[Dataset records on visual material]
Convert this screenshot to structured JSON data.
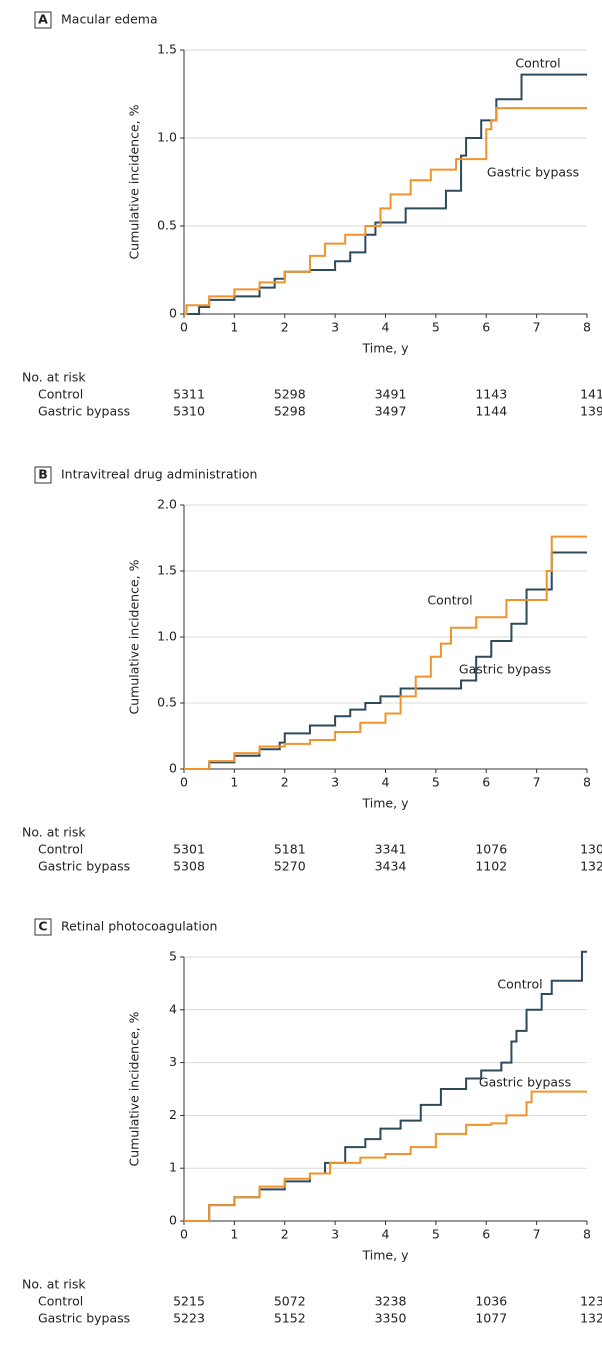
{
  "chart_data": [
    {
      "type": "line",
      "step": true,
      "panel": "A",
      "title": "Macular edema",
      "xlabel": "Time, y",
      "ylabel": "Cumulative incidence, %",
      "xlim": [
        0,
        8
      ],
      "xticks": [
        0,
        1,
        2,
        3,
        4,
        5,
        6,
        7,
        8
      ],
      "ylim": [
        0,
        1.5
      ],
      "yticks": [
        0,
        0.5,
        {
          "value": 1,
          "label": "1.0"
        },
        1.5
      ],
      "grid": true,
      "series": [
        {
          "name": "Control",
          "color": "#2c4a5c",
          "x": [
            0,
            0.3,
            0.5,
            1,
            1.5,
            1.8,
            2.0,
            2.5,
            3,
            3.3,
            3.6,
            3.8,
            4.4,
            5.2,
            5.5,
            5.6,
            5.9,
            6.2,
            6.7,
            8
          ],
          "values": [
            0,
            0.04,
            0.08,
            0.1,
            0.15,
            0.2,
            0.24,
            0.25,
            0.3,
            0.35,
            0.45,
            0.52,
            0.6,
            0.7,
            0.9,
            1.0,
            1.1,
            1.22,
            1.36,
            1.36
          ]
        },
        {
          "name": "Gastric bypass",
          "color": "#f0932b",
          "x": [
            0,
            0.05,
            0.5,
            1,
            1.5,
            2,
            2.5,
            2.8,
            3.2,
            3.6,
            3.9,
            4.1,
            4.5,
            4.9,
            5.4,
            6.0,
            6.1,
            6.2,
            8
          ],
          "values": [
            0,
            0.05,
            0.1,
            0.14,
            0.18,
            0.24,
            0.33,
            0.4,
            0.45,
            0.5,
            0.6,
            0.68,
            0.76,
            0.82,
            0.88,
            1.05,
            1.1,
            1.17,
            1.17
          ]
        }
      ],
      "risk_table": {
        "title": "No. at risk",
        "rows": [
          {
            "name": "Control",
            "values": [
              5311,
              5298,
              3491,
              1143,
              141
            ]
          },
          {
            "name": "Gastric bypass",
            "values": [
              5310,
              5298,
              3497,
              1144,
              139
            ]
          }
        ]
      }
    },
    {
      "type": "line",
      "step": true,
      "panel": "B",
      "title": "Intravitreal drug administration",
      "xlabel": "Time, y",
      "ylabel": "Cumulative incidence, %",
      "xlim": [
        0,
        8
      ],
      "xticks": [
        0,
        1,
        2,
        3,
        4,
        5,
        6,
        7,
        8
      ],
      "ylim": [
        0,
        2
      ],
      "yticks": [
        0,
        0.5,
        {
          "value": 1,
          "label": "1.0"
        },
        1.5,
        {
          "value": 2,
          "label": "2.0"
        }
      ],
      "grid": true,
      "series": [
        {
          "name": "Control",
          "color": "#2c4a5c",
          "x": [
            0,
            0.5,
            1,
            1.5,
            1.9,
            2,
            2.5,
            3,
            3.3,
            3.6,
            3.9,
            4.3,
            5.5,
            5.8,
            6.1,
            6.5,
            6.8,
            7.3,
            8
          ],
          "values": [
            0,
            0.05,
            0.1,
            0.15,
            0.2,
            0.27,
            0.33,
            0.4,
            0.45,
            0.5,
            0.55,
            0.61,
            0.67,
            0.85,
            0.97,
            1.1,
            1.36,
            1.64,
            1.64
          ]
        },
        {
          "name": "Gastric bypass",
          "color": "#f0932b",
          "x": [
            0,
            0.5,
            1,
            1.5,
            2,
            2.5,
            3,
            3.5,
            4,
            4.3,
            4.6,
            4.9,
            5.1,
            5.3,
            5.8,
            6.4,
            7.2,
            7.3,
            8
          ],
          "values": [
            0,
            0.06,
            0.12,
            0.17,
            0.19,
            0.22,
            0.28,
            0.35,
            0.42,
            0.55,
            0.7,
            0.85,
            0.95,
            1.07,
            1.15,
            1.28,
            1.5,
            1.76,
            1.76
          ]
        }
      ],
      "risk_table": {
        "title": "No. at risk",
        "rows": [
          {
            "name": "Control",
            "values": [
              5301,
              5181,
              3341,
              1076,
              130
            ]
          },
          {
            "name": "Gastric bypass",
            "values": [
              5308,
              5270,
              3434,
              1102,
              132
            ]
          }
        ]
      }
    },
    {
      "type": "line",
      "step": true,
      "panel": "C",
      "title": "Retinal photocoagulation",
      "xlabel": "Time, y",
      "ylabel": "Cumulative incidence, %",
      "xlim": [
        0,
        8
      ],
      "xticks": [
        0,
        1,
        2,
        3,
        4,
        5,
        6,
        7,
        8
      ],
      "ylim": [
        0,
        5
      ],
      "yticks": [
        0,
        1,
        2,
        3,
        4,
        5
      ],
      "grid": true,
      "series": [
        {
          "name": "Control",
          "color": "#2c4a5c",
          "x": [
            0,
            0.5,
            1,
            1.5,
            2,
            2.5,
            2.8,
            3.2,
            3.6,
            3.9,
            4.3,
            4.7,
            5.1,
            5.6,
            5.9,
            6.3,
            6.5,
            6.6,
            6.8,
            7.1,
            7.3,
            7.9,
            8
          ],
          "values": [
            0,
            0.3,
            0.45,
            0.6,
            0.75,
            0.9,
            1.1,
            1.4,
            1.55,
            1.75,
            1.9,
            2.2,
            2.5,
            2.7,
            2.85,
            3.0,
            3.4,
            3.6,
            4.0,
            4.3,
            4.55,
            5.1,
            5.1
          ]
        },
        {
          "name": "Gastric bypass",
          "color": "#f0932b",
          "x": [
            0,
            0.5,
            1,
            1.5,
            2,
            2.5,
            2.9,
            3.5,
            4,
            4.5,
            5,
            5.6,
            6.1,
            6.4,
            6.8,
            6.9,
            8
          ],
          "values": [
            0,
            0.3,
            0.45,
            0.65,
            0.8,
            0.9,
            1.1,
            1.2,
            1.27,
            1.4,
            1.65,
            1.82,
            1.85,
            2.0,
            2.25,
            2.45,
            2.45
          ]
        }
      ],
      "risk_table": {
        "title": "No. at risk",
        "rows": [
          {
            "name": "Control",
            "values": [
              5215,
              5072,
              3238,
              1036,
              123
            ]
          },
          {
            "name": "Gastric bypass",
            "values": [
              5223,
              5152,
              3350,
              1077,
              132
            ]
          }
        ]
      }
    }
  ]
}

# Instructions for the task
Leave out the pictures and transcribe the entries above exactly.

# Reply to the exercise
Convert this screenshot to structured JSON data.
{
  "chart_data": [
    {
      "type": "line",
      "step": true,
      "panel": "A",
      "title": "Macular edema",
      "xlabel": "Time, y",
      "ylabel": "Cumulative incidence, %",
      "xlim": [
        0,
        8
      ],
      "xticks": [
        0,
        1,
        2,
        3,
        4,
        5,
        6,
        7,
        8
      ],
      "ylim": [
        0,
        1.5
      ],
      "yticks": [
        0,
        0.5,
        {
          "value": 1,
          "label": "1.0"
        },
        1.5
      ],
      "grid": true,
      "series": [
        {
          "name": "Control",
          "color": "#2c4a5c",
          "x": [
            0,
            0.3,
            0.5,
            1,
            1.5,
            1.8,
            2.0,
            2.5,
            3,
            3.3,
            3.6,
            3.8,
            4.4,
            5.2,
            5.5,
            5.6,
            5.9,
            6.2,
            6.7,
            8
          ],
          "values": [
            0,
            0.04,
            0.08,
            0.1,
            0.15,
            0.2,
            0.24,
            0.25,
            0.3,
            0.35,
            0.45,
            0.52,
            0.6,
            0.7,
            0.9,
            1.0,
            1.1,
            1.22,
            1.36,
            1.36
          ]
        },
        {
          "name": "Gastric bypass",
          "color": "#f0932b",
          "x": [
            0,
            0.05,
            0.5,
            1,
            1.5,
            2,
            2.5,
            2.8,
            3.2,
            3.6,
            3.9,
            4.1,
            4.5,
            4.9,
            5.4,
            6.0,
            6.1,
            6.2,
            8
          ],
          "values": [
            0,
            0.05,
            0.1,
            0.14,
            0.18,
            0.24,
            0.33,
            0.4,
            0.45,
            0.5,
            0.6,
            0.68,
            0.76,
            0.82,
            0.88,
            1.05,
            1.1,
            1.17,
            1.17
          ]
        }
      ],
      "risk_table": {
        "title": "No. at risk",
        "rows": [
          {
            "name": "Control",
            "values": [
              5311,
              5298,
              3491,
              1143,
              141
            ]
          },
          {
            "name": "Gastric bypass",
            "values": [
              5310,
              5298,
              3497,
              1144,
              139
            ]
          }
        ]
      }
    },
    {
      "type": "line",
      "step": true,
      "panel": "B",
      "title": "Intravitreal drug administration",
      "xlabel": "Time, y",
      "ylabel": "Cumulative incidence, %",
      "xlim": [
        0,
        8
      ],
      "xticks": [
        0,
        1,
        2,
        3,
        4,
        5,
        6,
        7,
        8
      ],
      "ylim": [
        0,
        2
      ],
      "yticks": [
        0,
        0.5,
        {
          "value": 1,
          "label": "1.0"
        },
        1.5,
        {
          "value": 2,
          "label": "2.0"
        }
      ],
      "grid": true,
      "series": [
        {
          "name": "Control",
          "color": "#2c4a5c",
          "x": [
            0,
            0.5,
            1,
            1.5,
            1.9,
            2,
            2.5,
            3,
            3.3,
            3.6,
            3.9,
            4.3,
            5.5,
            5.8,
            6.1,
            6.5,
            6.8,
            7.3,
            8
          ],
          "values": [
            0,
            0.05,
            0.1,
            0.15,
            0.2,
            0.27,
            0.33,
            0.4,
            0.45,
            0.5,
            0.55,
            0.61,
            0.67,
            0.85,
            0.97,
            1.1,
            1.36,
            1.64,
            1.64
          ]
        },
        {
          "name": "Gastric bypass",
          "color": "#f0932b",
          "x": [
            0,
            0.5,
            1,
            1.5,
            2,
            2.5,
            3,
            3.5,
            4,
            4.3,
            4.6,
            4.9,
            5.1,
            5.3,
            5.8,
            6.4,
            7.2,
            7.3,
            8
          ],
          "values": [
            0,
            0.06,
            0.12,
            0.17,
            0.19,
            0.22,
            0.28,
            0.35,
            0.42,
            0.55,
            0.7,
            0.85,
            0.95,
            1.07,
            1.15,
            1.28,
            1.5,
            1.76,
            1.76
          ]
        }
      ],
      "risk_table": {
        "title": "No. at risk",
        "rows": [
          {
            "name": "Control",
            "values": [
              5301,
              5181,
              3341,
              1076,
              130
            ]
          },
          {
            "name": "Gastric bypass",
            "values": [
              5308,
              5270,
              3434,
              1102,
              132
            ]
          }
        ]
      }
    },
    {
      "type": "line",
      "step": true,
      "panel": "C",
      "title": "Retinal photocoagulation",
      "xlabel": "Time, y",
      "ylabel": "Cumulative incidence, %",
      "xlim": [
        0,
        8
      ],
      "xticks": [
        0,
        1,
        2,
        3,
        4,
        5,
        6,
        7,
        8
      ],
      "ylim": [
        0,
        5
      ],
      "yticks": [
        0,
        1,
        2,
        3,
        4,
        5
      ],
      "grid": true,
      "series": [
        {
          "name": "Control",
          "color": "#2c4a5c",
          "x": [
            0,
            0.5,
            1,
            1.5,
            2,
            2.5,
            2.8,
            3.2,
            3.6,
            3.9,
            4.3,
            4.7,
            5.1,
            5.6,
            5.9,
            6.3,
            6.5,
            6.6,
            6.8,
            7.1,
            7.3,
            7.9,
            8
          ],
          "values": [
            0,
            0.3,
            0.45,
            0.6,
            0.75,
            0.9,
            1.1,
            1.4,
            1.55,
            1.75,
            1.9,
            2.2,
            2.5,
            2.7,
            2.85,
            3.0,
            3.4,
            3.6,
            4.0,
            4.3,
            4.55,
            5.1,
            5.1
          ]
        },
        {
          "name": "Gastric bypass",
          "color": "#f0932b",
          "x": [
            0,
            0.5,
            1,
            1.5,
            2,
            2.5,
            2.9,
            3.5,
            4,
            4.5,
            5,
            5.6,
            6.1,
            6.4,
            6.8,
            6.9,
            8
          ],
          "values": [
            0,
            0.3,
            0.45,
            0.65,
            0.8,
            0.9,
            1.1,
            1.2,
            1.27,
            1.4,
            1.65,
            1.82,
            1.85,
            2.0,
            2.25,
            2.45,
            2.45
          ]
        }
      ],
      "risk_table": {
        "title": "No. at risk",
        "rows": [
          {
            "name": "Control",
            "values": [
              5215,
              5072,
              3238,
              1036,
              123
            ]
          },
          {
            "name": "Gastric bypass",
            "values": [
              5223,
              5152,
              3350,
              1077,
              132
            ]
          }
        ]
      }
    }
  ]
}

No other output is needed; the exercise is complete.